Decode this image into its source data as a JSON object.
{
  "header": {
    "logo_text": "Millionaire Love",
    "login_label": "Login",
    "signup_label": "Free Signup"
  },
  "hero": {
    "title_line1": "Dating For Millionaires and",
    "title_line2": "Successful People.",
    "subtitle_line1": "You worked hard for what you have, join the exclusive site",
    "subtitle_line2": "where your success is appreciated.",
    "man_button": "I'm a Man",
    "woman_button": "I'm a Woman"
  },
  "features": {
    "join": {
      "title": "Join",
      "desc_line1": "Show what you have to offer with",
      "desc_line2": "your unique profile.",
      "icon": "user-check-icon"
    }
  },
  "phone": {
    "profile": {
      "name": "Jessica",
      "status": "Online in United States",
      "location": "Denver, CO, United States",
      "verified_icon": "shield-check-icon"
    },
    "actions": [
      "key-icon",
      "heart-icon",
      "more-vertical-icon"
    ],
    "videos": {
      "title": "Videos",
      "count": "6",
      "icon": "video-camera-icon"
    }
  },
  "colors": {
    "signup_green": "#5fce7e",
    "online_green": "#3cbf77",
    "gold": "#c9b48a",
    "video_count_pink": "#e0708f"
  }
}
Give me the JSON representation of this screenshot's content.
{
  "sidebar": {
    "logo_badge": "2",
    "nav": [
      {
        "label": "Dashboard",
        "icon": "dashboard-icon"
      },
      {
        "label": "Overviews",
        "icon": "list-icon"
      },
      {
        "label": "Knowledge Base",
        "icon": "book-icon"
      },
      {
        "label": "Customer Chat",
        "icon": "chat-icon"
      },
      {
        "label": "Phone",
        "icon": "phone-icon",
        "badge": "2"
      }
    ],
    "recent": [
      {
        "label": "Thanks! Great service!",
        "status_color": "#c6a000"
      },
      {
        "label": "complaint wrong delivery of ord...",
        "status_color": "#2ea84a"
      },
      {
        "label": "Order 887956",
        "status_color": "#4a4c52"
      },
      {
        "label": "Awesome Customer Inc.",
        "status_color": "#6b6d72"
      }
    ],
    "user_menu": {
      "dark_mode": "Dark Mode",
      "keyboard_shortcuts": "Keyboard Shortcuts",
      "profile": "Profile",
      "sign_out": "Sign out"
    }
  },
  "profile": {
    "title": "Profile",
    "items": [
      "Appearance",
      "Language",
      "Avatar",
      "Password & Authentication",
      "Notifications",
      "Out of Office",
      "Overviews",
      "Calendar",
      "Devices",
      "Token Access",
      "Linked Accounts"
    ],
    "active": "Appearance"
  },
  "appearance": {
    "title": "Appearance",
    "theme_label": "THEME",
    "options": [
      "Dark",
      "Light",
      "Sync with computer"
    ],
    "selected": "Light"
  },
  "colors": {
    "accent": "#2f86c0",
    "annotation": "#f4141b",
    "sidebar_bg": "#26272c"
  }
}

==================================================

> **Task to complete**:
Write down only the number of lines that contain the string "this" in the listing.

> **Task answer**:
2